§ Do this: From the entries below, gather each line containing the word "name".

Chart and figure data:
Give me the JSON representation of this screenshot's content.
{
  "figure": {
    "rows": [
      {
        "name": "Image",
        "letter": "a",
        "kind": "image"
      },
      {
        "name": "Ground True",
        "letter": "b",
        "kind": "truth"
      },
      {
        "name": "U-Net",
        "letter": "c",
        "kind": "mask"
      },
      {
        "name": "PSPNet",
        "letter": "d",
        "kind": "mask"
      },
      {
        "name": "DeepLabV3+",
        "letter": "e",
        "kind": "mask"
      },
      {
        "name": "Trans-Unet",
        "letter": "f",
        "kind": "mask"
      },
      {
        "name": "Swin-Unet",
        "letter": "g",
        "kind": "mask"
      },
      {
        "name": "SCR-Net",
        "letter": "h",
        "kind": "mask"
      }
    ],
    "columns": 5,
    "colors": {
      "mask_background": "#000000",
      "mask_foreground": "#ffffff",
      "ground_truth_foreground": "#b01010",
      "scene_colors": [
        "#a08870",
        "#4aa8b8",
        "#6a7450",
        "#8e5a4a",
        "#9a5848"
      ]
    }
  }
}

§ Task response:
        "name": "Image",
        "name": "Ground True",
        "name": "U-Net",
        "name": "PSPNet",
        "name": "DeepLabV3+",
        "name": "Trans-Unet",
        "name": "Swin-Unet",
        "name": "SCR-Net",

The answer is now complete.